THE PROBLEM: List, from the lines below, each one with "法官阁下" in it.
■ ■ ■ ■
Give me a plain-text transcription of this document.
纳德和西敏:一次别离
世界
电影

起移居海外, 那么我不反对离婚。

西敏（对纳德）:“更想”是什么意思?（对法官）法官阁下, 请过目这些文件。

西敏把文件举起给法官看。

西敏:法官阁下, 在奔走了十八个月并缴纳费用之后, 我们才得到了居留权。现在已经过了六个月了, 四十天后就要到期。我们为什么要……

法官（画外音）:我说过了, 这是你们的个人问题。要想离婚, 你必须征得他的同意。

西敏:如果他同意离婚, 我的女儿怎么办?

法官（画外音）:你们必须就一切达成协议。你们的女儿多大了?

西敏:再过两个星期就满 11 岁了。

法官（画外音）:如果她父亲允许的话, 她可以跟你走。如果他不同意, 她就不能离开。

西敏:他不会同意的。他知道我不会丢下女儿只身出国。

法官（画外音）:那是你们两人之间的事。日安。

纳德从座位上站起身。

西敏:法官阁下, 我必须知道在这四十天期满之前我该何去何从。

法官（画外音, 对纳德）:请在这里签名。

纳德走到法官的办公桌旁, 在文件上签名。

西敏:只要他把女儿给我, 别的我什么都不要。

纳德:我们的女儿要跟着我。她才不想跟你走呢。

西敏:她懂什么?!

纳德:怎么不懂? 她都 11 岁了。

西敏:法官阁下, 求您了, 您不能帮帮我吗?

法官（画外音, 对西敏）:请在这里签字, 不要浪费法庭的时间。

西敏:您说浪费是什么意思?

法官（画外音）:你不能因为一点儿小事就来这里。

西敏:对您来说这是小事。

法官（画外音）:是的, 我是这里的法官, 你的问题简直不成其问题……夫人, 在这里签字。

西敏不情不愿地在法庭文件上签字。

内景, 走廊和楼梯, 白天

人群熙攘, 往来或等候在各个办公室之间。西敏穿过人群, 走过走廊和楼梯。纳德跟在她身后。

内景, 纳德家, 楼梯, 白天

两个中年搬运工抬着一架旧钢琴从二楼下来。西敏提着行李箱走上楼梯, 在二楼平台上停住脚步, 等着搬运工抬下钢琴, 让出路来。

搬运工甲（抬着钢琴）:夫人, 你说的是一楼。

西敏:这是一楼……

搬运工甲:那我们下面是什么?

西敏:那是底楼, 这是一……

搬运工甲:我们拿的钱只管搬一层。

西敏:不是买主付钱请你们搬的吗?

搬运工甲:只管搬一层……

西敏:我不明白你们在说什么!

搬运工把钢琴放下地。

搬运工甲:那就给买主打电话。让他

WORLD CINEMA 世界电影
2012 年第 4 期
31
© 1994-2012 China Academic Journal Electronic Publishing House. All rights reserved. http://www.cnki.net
■ ■ ■ ■
RESULT OF THIS EXERCISE:
西敏（对纳德）:“更想”是什么意思?（对法官）法官阁下, 请过目这些文件。
西敏:法官阁下, 在奔走了十八个月并缴纳费用之后, 我们才得到了居留权。现在已经过了六个月了, 四十天后就要到期。我们为什么要……
西敏:法官阁下, 我必须知道在这四十天期满之前我该何去何从。
西敏:法官阁下, 求您了, 您不能帮帮我吗?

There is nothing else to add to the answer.